Aim of the exercise → Return every line of the records that contains the word "Pressure", matching its case exactly.

Dataset entries →
+ + + + +
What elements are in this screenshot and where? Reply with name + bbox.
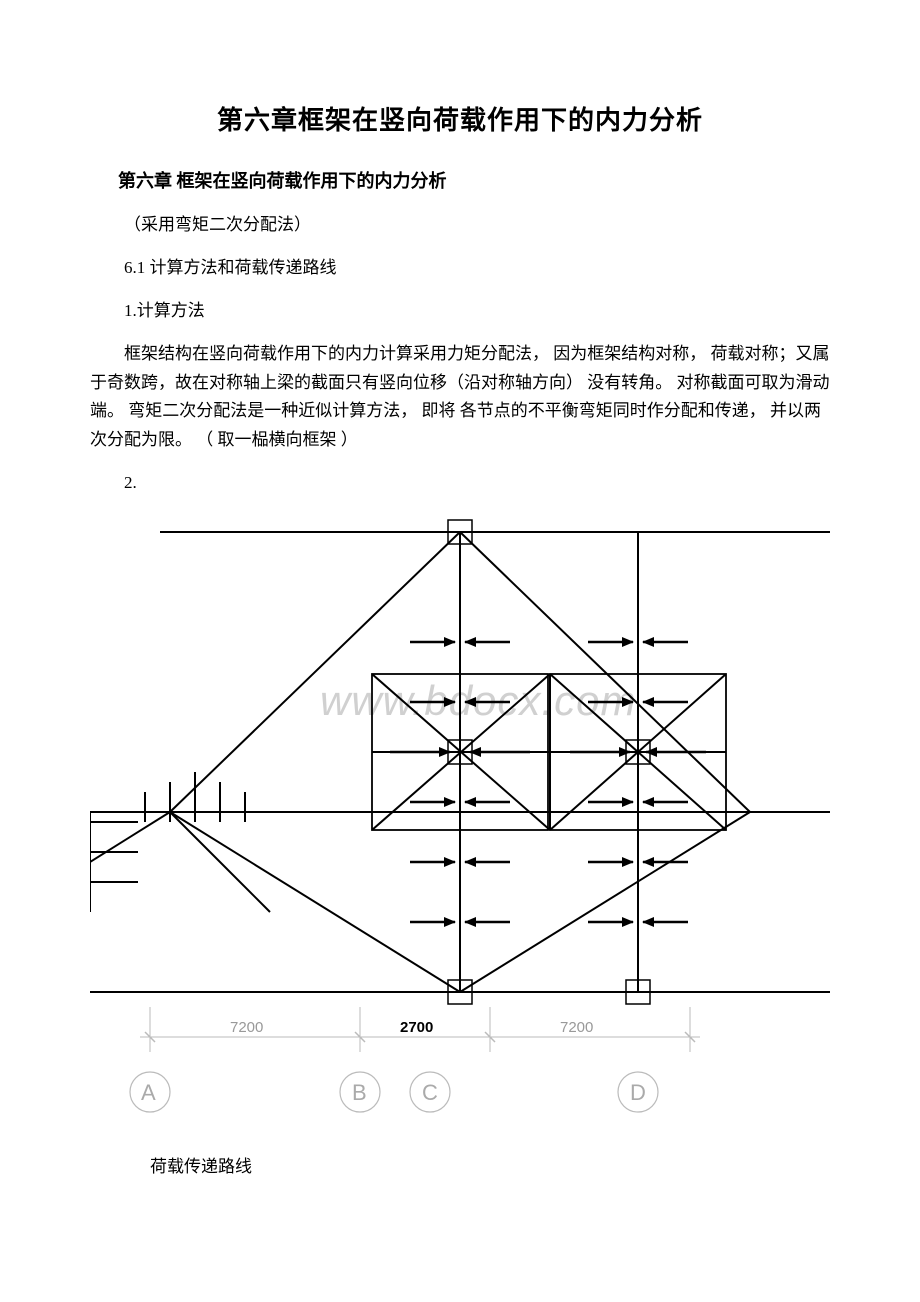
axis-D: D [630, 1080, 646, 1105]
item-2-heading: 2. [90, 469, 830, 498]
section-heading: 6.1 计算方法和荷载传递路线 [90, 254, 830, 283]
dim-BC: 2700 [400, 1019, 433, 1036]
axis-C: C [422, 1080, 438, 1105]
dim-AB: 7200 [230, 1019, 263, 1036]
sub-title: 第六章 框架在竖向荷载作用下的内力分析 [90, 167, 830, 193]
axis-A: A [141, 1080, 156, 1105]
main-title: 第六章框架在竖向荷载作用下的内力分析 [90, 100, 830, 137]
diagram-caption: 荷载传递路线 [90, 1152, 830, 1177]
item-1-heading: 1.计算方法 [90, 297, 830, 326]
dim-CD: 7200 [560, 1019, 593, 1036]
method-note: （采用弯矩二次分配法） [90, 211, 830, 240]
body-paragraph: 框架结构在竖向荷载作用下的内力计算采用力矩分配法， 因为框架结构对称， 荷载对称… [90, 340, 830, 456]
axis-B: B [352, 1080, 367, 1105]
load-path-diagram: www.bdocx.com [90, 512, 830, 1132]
+ + + + +
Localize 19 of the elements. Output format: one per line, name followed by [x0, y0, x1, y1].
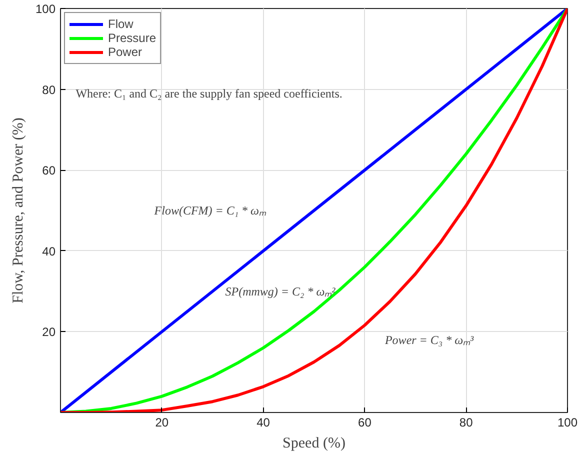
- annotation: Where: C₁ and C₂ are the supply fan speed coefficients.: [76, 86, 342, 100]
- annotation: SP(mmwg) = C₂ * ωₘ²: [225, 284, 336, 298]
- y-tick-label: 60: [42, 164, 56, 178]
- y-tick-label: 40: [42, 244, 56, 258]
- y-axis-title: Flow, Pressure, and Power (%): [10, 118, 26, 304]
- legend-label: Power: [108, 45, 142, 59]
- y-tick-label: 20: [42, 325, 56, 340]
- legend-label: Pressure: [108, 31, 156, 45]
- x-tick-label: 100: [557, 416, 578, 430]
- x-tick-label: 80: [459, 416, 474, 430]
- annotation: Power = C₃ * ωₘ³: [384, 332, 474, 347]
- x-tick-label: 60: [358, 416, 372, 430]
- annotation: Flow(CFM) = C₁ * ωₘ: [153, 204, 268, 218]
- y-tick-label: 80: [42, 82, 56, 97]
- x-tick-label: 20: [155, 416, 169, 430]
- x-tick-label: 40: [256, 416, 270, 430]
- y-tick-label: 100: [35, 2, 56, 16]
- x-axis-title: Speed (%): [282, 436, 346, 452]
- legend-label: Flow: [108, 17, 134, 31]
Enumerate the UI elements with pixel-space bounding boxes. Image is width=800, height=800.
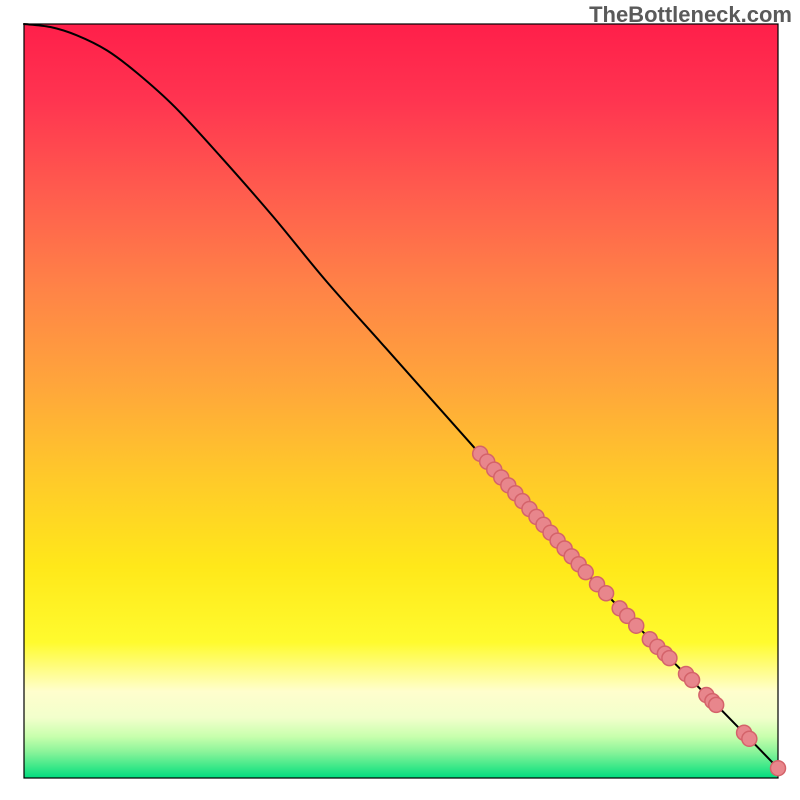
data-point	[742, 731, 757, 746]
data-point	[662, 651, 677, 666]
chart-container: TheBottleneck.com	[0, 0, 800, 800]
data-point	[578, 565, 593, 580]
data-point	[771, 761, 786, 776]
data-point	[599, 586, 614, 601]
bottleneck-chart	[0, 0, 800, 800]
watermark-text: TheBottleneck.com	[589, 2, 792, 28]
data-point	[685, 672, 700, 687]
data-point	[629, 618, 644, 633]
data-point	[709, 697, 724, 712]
+ + + + +
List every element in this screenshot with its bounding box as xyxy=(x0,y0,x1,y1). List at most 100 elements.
+ + + + +
Right answer →
- y-axis-title: Flow, Pressure, and Power (%): [10, 118, 26, 304]
- legend-label: Pressure: [108, 31, 156, 45]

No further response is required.